*Task description*
Every record that follows must be duplicated exactly, with images left out.

Recorded data:
>> START

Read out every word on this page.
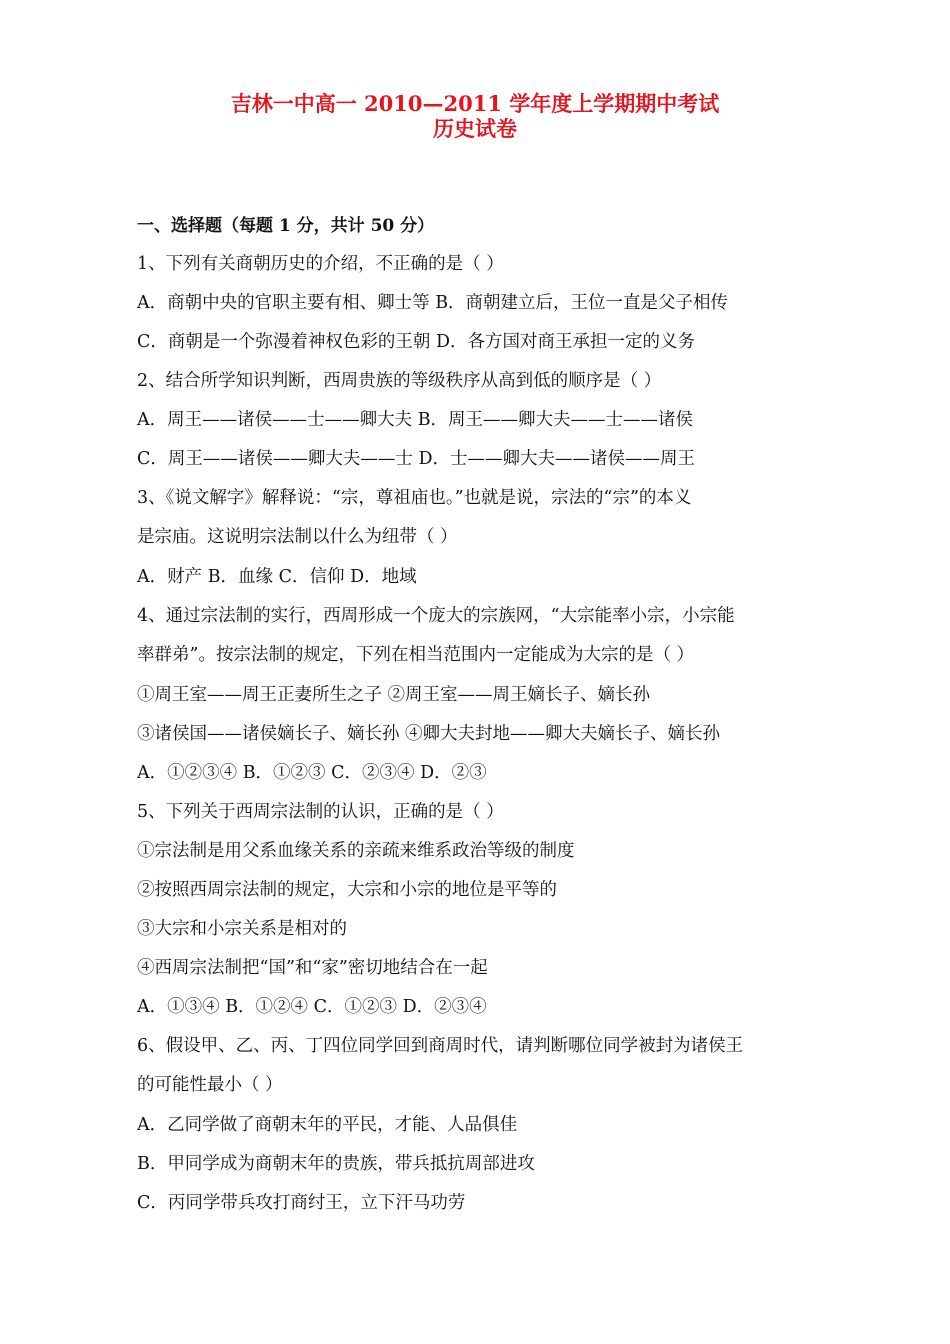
吉林一中高一 2010—2011 学年度上学期期中考试
历史试卷
一、选择题（每题 1 分，共计 50 分）
1、下列有关商朝历史的介绍，不正确的是（ ）
A．商朝中央的官职主要有相、卿士等 B．商朝建立后，王位一直是父子相传
C．商朝是一个弥漫着神权色彩的王朝 D．各方国对商王承担一定的义务
2、结合所学知识判断，西周贵族的等级秩序从高到低的顺序是（ ）
A．周王——诸侯——士——卿大夫 B．周王——卿大夫——士——诸侯
C．周王——诸侯——卿大夫——士 D．士——卿大夫——诸侯——周王
3、《说文解字》解释说：“宗，尊祖庙也。”也就是说，宗法的“宗”的本义
是宗庙。这说明宗法制以什么为纽带（ ）
A．财产 B．血缘 C．信仰 D．地域
4、通过宗法制的实行，西周形成一个庞大的宗族网，“大宗能率小宗，小宗能
率群弟”。按宗法制的规定，下列在相当范围内一定能成为大宗的是（ ）
①周王室——周王正妻所生之子 ②周王室——周王嫡长子、嫡长孙
③诸侯国——诸侯嫡长子、嫡长孙 ④卿大夫封地——卿大夫嫡长子、嫡长孙
A．①②③④ B．①②③ C．②③④ D．②③
5、下列关于西周宗法制的认识，正确的是（ ）
①宗法制是用父系血缘关系的亲疏来维系政治等级的制度
②按照西周宗法制的规定，大宗和小宗的地位是平等的
③大宗和小宗关系是相对的
④西周宗法制把“国”和“家”密切地结合在一起
A．①③④ B．①②④ C．①②③ D．②③④
6、假设甲、乙、丙、丁四位同学回到商周时代，请判断哪位同学被封为诸侯王
的可能性最小（ ）
A．乙同学做了商朝末年的平民，才能、人品俱佳
B．甲同学成为商朝末年的贵族，带兵抵抗周部进攻
C．丙同学带兵攻打商纣王，立下汗马功劳
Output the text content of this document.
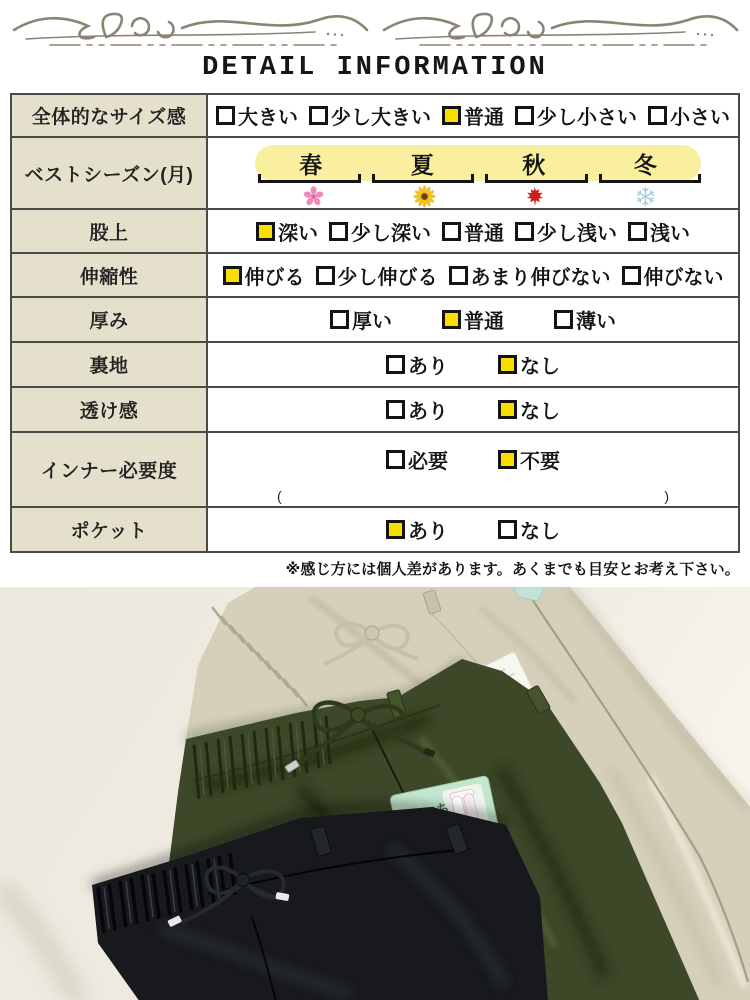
DETAIL INFORMATION
全体的なサイズ感	大きい 少し大きい 普通 少し小さい 小さい
ベストシーズン(月)	春	夏	秋	冬
股上	深い 少し深い 普通 少し浅い 浅い
伸縮性	伸びる 少し伸びる あまり伸びない 伸びない
厚み	厚い	普通	薄い
裏地	あり	なし
透け感	あり	なし
インナー必要度	必要	不要
(	)
ポケット	あり	なし
※感じ方には個人差があります。あくまでも目安とお考え下さい。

>> END

*Expected answer*
Read out every word on this page.
吉林一中高一 2010—2011 学年度上学期期中考试
历史试卷
一、选择题（每题 1 分，共计 50 分）
1、下列有关商朝历史的介绍，不正确的是（ ）
A．商朝中央的官职主要有相、卿士等 B．商朝建立后，王位一直是父子相传
C．商朝是一个弥漫着神权色彩的王朝 D．各方国对商王承担一定的义务
2、结合所学知识判断，西周贵族的等级秩序从高到低的顺序是（ ）
A．周王——诸侯——士——卿大夫 B．周王——卿大夫——士——诸侯
C．周王——诸侯——卿大夫——士 D．士——卿大夫——诸侯——周王
3、《说文解字》解释说：“宗，尊祖庙也。”也就是说，宗法的“宗”的本义
是宗庙。这说明宗法制以什么为纽带（ ）
A．财产 B．血缘 C．信仰 D．地域
4、通过宗法制的实行，西周形成一个庞大的宗族网，“大宗能率小宗，小宗能
率群弟”。按宗法制的规定，下列在相当范围内一定能成为大宗的是（ ）
①周王室——周王正妻所生之子 ②周王室——周王嫡长子、嫡长孙
③诸侯国——诸侯嫡长子、嫡长孙 ④卿大夫封地——卿大夫嫡长子、嫡长孙
A．①②③④ B．①②③ C．②③④ D．②③
5、下列关于西周宗法制的认识，正确的是（ ）
①宗法制是用父系血缘关系的亲疏来维系政治等级的制度
②按照西周宗法制的规定，大宗和小宗的地位是平等的
③大宗和小宗关系是相对的
④西周宗法制把“国”和“家”密切地结合在一起
A．①③④ B．①②④ C．①②③ D．②③④
6、假设甲、乙、丙、丁四位同学回到商周时代，请判断哪位同学被封为诸侯王
的可能性最小（ ）
A．乙同学做了商朝末年的平民，才能、人品俱佳
B．甲同学成为商朝末年的贵族，带兵抵抗周部进攻
C．丙同学带兵攻打商纣王，立下汗马功劳
Output the text content of this document.
DETAIL INFORMATION
全体的なサイズ感	大きい 少し大きい 普通 少し小さい 小さい
ベストシーズン(月)	春	夏	秋	冬
股上	深い 少し深い 普通 少し浅い 浅い
伸縮性	伸びる 少し伸びる あまり伸びない 伸びない
厚み	厚い	普通	薄い
裏地	あり	なし
透け感	あり	なし
インナー必要度	必要	不要
(	)
ポケット	あり	なし
※感じ方には個人差があります。あくまでも目安とお考え下さい。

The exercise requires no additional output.